■ **What this task involves**: Could you extract every entry below and reproduce it exactly?
------------------------------------------------------------
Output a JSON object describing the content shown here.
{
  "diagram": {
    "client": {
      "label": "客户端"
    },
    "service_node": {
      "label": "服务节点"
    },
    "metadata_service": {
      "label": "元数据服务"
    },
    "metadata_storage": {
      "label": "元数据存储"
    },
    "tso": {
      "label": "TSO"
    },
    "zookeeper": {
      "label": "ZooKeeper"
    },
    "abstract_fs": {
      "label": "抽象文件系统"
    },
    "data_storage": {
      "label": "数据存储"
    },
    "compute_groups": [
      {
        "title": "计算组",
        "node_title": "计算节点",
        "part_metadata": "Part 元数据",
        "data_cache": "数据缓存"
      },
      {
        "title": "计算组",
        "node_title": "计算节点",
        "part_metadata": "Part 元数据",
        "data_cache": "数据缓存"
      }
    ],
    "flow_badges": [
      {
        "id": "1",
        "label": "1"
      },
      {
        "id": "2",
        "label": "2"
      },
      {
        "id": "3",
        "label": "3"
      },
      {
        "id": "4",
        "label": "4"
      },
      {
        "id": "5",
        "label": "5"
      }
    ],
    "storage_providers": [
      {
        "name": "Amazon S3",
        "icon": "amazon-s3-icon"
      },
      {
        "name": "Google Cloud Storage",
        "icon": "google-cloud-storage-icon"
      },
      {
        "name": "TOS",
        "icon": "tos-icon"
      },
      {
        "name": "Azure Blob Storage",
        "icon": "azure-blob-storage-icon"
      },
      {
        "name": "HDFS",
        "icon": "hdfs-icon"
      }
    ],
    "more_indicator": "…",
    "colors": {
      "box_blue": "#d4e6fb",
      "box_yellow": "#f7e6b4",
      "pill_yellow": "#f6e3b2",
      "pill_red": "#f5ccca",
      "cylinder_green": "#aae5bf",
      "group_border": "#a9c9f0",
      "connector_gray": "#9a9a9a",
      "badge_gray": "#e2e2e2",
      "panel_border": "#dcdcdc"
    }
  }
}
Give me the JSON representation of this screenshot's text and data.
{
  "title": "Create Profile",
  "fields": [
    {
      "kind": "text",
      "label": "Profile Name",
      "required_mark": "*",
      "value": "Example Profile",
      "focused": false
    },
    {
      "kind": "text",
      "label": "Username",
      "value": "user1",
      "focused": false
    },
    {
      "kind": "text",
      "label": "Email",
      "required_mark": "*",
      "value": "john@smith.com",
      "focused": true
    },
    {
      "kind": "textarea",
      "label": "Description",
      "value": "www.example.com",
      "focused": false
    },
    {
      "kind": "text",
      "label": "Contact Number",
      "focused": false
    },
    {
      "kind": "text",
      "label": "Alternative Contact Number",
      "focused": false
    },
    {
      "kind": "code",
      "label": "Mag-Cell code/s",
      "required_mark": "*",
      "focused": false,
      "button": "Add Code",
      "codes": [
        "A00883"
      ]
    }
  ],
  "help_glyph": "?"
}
------------------------------------------------------------
■ **Worked answer**:
Output a JSON object describing the content shown here.
{
  "diagram": {
    "client": {
      "label": "客户端"
    },
    "service_node": {
      "label": "服务节点"
    },
    "metadata_service": {
      "label": "元数据服务"
    },
    "metadata_storage": {
      "label": "元数据存储"
    },
    "tso": {
      "label": "TSO"
    },
    "zookeeper": {
      "label": "ZooKeeper"
    },
    "abstract_fs": {
      "label": "抽象文件系统"
    },
    "data_storage": {
      "label": "数据存储"
    },
    "compute_groups": [
      {
        "title": "计算组",
        "node_title": "计算节点",
        "part_metadata": "Part 元数据",
        "data_cache": "数据缓存"
      },
      {
        "title": "计算组",
        "node_title": "计算节点",
        "part_metadata": "Part 元数据",
        "data_cache": "数据缓存"
      }
    ],
    "flow_badges": [
      {
        "id": "1",
        "label": "1"
      },
      {
        "id": "2",
        "label": "2"
      },
      {
        "id": "3",
        "label": "3"
      },
      {
        "id": "4",
        "label": "4"
      },
      {
        "id": "5",
        "label": "5"
      }
    ],
    "storage_providers": [
      {
        "name": "Amazon S3",
        "icon": "amazon-s3-icon"
      },
      {
        "name": "Google Cloud Storage",
        "icon": "google-cloud-storage-icon"
      },
      {
        "name": "TOS",
        "icon": "tos-icon"
      },
      {
        "name": "Azure Blob Storage",
        "icon": "azure-blob-storage-icon"
      },
      {
        "name": "HDFS",
        "icon": "hdfs-icon"
      }
    ],
    "more_indicator": "…",
    "colors": {
      "box_blue": "#d4e6fb",
      "box_yellow": "#f7e6b4",
      "pill_yellow": "#f6e3b2",
      "pill_red": "#f5ccca",
      "cylinder_green": "#aae5bf",
      "group_border": "#a9c9f0",
      "connector_gray": "#9a9a9a",
      "badge_gray": "#e2e2e2",
      "panel_border": "#dcdcdc"
    }
  }
}
Give me the JSON representation of this screenshot's text and data.
{
  "title": "Create Profile",
  "fields": [
    {
      "kind": "text",
      "label": "Profile Name",
      "required_mark": "*",
      "value": "Example Profile",
      "focused": false
    },
    {
      "kind": "text",
      "label": "Username",
      "value": "user1",
      "focused": false
    },
    {
      "kind": "text",
      "label": "Email",
      "required_mark": "*",
      "value": "john@smith.com",
      "focused": true
    },
    {
      "kind": "textarea",
      "label": "Description",
      "value": "www.example.com",
      "focused": false
    },
    {
      "kind": "text",
      "label": "Contact Number",
      "focused": false
    },
    {
      "kind": "text",
      "label": "Alternative Contact Number",
      "focused": false
    },
    {
      "kind": "code",
      "label": "Mag-Cell code/s",
      "required_mark": "*",
      "focused": false,
      "button": "Add Code",
      "codes": [
        "A00883"
      ]
    }
  ],
  "help_glyph": "?"
}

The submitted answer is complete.